— WHAT YOU ARE ASKED TO DO —
From the entries below, gather every line containing the string "收款情况统计".
[START OF GIVEN ENTRIES]
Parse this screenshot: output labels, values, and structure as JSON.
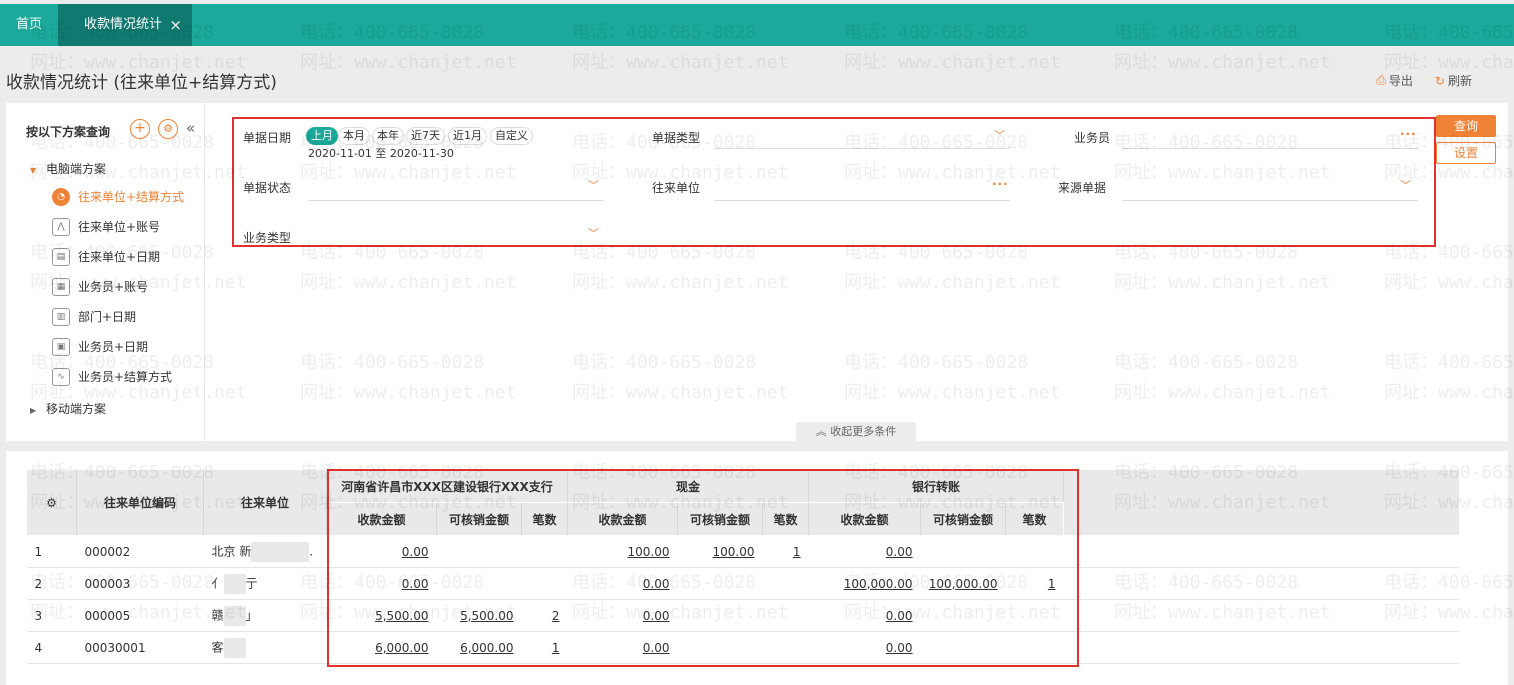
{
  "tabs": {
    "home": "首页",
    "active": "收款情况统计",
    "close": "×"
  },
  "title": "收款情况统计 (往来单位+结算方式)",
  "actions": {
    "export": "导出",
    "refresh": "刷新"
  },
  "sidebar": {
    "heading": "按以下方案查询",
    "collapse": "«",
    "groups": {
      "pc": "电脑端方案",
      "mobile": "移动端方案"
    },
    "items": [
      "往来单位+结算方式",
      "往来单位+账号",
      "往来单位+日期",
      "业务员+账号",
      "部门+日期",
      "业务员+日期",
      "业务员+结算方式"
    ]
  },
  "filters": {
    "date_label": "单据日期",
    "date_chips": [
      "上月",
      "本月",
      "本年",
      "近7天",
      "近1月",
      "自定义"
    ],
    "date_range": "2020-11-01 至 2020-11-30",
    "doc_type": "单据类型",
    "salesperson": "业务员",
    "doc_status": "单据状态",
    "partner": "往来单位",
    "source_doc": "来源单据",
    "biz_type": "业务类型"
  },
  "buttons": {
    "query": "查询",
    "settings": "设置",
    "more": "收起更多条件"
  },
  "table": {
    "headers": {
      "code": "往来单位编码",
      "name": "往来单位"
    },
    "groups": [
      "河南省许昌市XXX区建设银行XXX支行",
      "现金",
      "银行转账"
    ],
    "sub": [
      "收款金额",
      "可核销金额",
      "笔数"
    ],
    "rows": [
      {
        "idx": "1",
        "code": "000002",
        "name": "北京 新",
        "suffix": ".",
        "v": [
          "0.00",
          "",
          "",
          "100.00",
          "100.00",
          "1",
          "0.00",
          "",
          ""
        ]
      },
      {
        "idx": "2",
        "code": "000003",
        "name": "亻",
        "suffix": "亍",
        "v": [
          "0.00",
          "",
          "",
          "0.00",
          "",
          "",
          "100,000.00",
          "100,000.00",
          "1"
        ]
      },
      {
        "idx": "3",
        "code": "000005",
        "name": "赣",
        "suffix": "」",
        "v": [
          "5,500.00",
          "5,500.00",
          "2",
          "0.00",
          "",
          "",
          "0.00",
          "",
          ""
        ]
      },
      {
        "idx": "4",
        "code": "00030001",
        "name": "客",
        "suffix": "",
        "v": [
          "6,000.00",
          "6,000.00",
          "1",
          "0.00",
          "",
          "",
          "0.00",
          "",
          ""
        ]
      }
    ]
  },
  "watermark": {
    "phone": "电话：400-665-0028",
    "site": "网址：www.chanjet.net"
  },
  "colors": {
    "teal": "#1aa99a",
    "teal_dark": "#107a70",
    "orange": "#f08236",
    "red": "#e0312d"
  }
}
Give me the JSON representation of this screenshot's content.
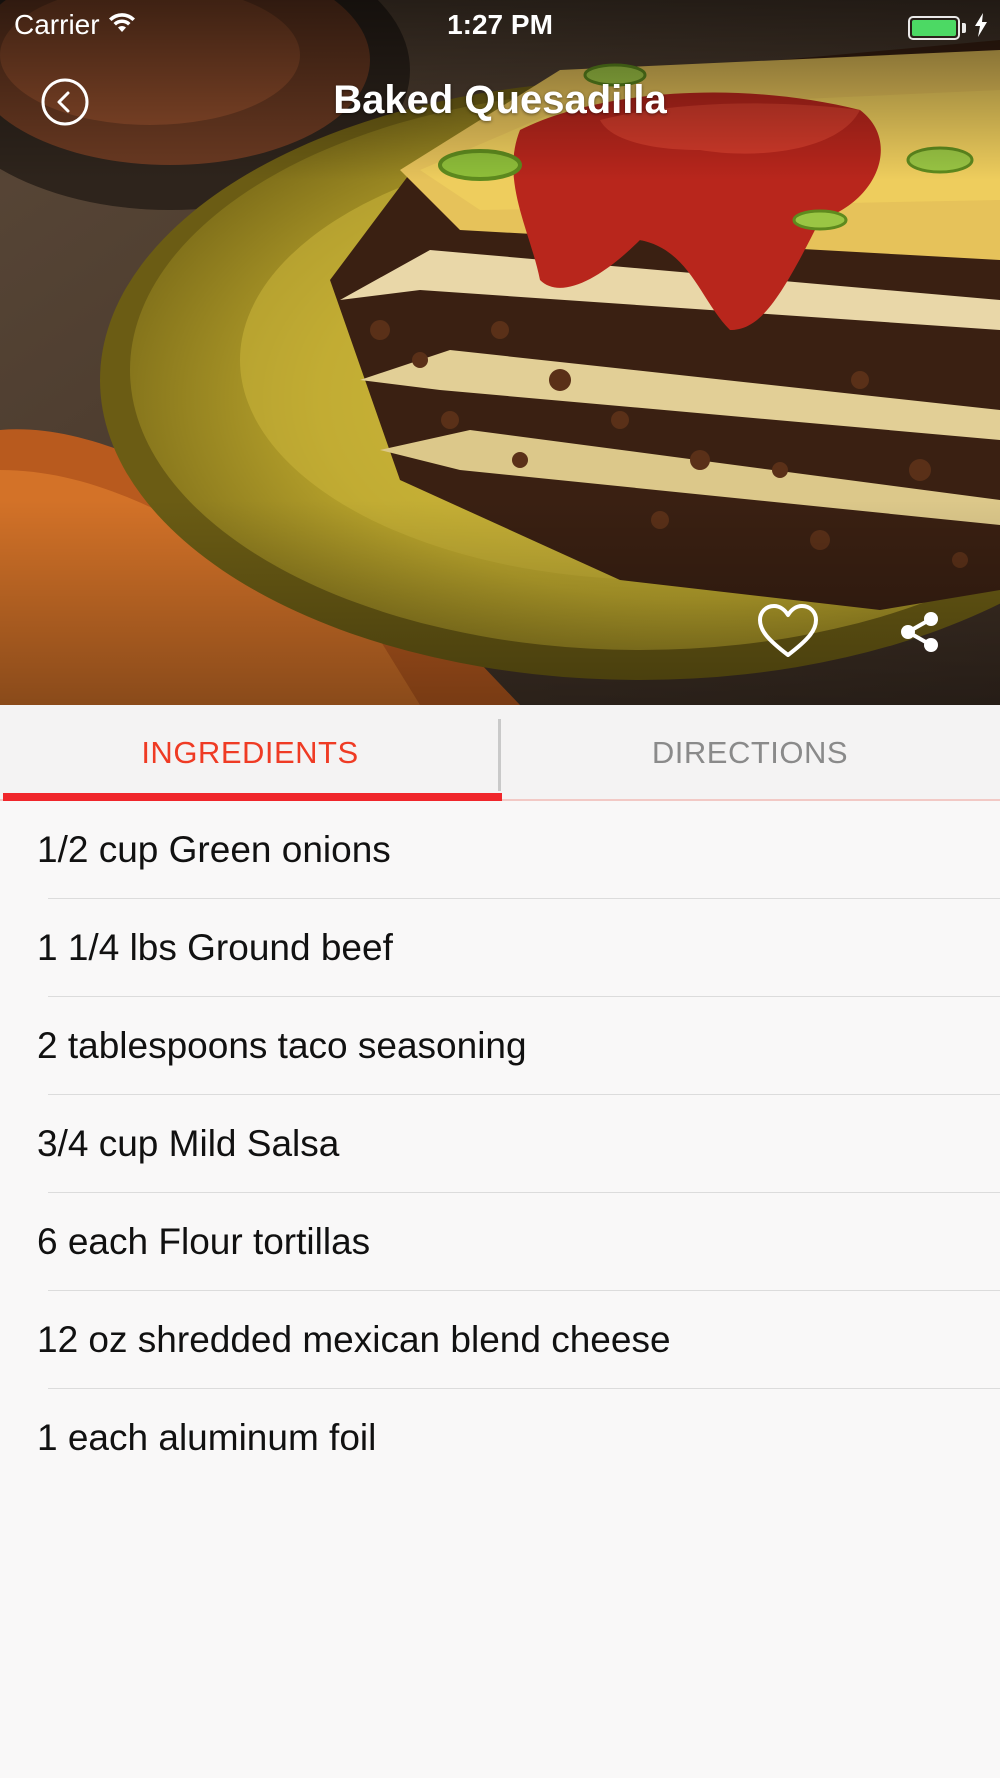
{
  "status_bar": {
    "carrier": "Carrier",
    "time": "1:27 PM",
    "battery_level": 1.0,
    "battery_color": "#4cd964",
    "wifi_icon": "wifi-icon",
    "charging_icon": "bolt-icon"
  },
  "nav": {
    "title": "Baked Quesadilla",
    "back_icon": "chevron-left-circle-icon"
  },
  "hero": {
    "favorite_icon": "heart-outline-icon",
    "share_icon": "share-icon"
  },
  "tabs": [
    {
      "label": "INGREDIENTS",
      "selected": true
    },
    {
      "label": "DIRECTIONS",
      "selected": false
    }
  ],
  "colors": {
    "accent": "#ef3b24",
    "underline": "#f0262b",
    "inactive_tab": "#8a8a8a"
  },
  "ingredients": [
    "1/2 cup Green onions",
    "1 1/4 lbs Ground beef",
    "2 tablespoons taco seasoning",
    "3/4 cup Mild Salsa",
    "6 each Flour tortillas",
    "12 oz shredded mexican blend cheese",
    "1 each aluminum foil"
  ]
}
[END OF GIVEN ENTRIES]
[START OF GIVEN ENTRIES]
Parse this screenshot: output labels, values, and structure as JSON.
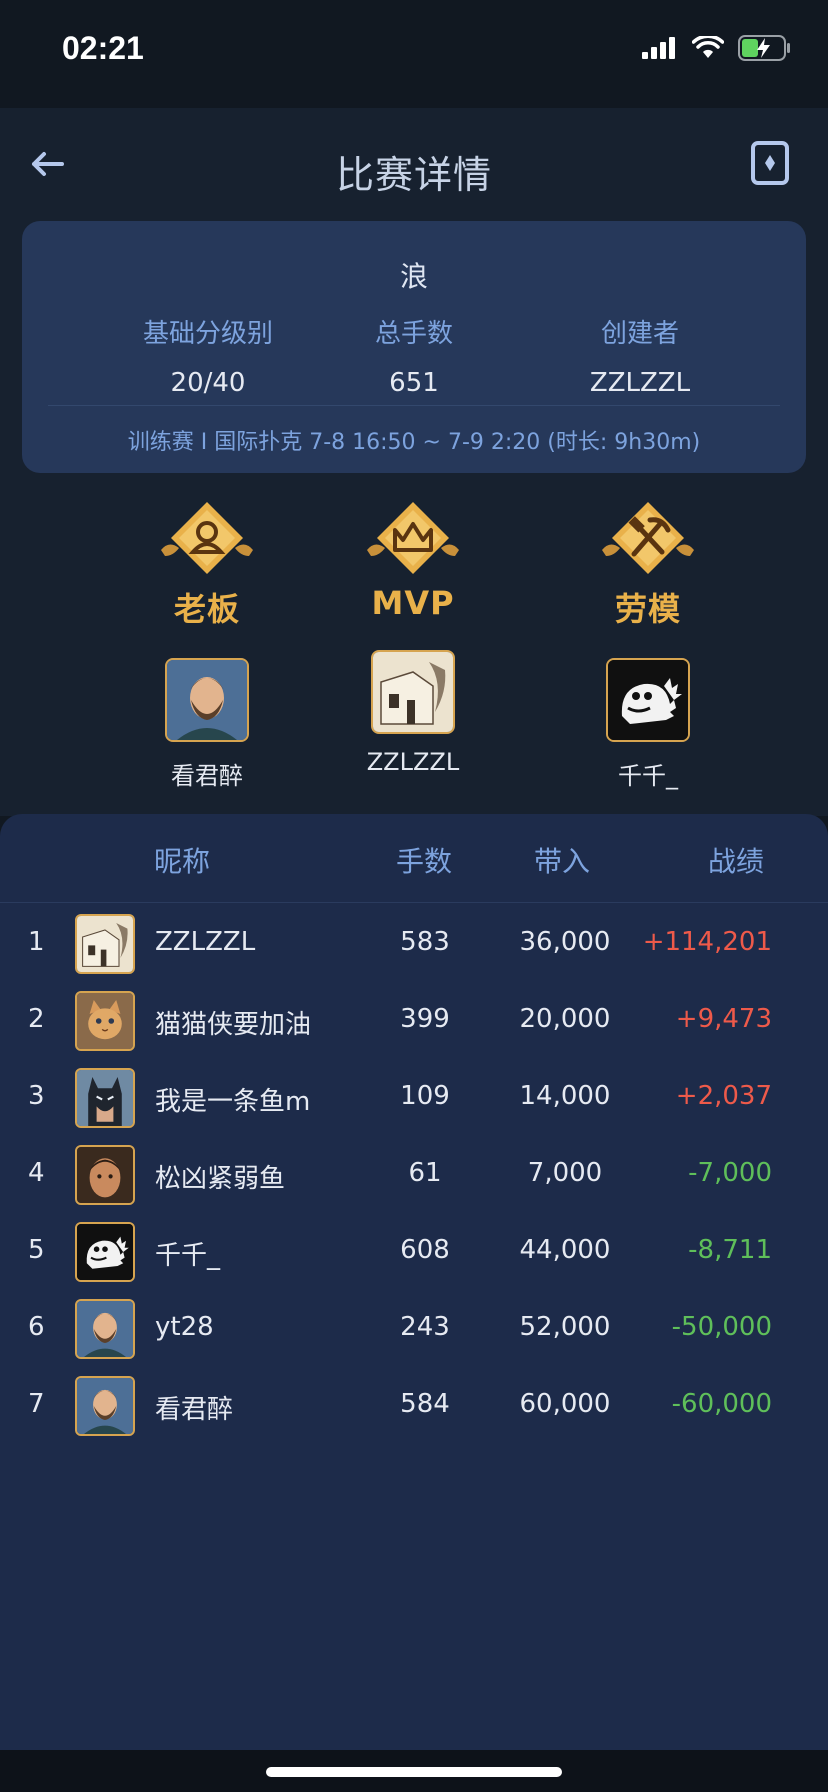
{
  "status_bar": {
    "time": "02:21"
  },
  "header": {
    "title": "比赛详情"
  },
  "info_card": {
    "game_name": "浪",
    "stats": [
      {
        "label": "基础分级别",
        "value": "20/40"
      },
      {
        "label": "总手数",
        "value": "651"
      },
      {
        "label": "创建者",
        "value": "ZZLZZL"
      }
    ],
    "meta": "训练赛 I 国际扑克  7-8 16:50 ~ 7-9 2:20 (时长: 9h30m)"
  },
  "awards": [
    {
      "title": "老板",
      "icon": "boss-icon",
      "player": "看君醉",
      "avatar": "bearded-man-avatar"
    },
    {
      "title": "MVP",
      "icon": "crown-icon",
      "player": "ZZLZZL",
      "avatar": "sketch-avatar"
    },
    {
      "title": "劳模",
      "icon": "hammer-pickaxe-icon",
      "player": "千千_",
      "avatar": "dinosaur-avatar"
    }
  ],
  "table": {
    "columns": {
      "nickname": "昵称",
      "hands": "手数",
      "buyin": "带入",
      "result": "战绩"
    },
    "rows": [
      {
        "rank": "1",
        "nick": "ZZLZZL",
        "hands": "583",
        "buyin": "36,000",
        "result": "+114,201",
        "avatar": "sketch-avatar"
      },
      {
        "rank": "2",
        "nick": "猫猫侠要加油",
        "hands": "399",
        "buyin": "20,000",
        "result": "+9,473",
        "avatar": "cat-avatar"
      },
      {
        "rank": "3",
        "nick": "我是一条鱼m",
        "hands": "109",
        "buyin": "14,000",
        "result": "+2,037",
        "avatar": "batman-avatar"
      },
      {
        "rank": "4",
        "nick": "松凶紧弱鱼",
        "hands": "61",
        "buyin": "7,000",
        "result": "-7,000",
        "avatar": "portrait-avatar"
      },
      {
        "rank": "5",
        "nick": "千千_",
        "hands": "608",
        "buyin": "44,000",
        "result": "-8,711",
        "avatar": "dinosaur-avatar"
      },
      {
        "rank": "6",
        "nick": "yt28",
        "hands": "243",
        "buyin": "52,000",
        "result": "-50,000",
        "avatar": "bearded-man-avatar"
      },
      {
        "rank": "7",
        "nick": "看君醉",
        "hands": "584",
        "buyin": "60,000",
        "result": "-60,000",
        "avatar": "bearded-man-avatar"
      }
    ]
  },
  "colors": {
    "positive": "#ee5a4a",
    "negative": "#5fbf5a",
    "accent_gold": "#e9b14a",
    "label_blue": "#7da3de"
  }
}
[END OF GIVEN ENTRIES]
— COMPLETE ANSWER —
    "active": "收款情况统计",
  "title": "收款情况统计 (往来单位+结算方式)",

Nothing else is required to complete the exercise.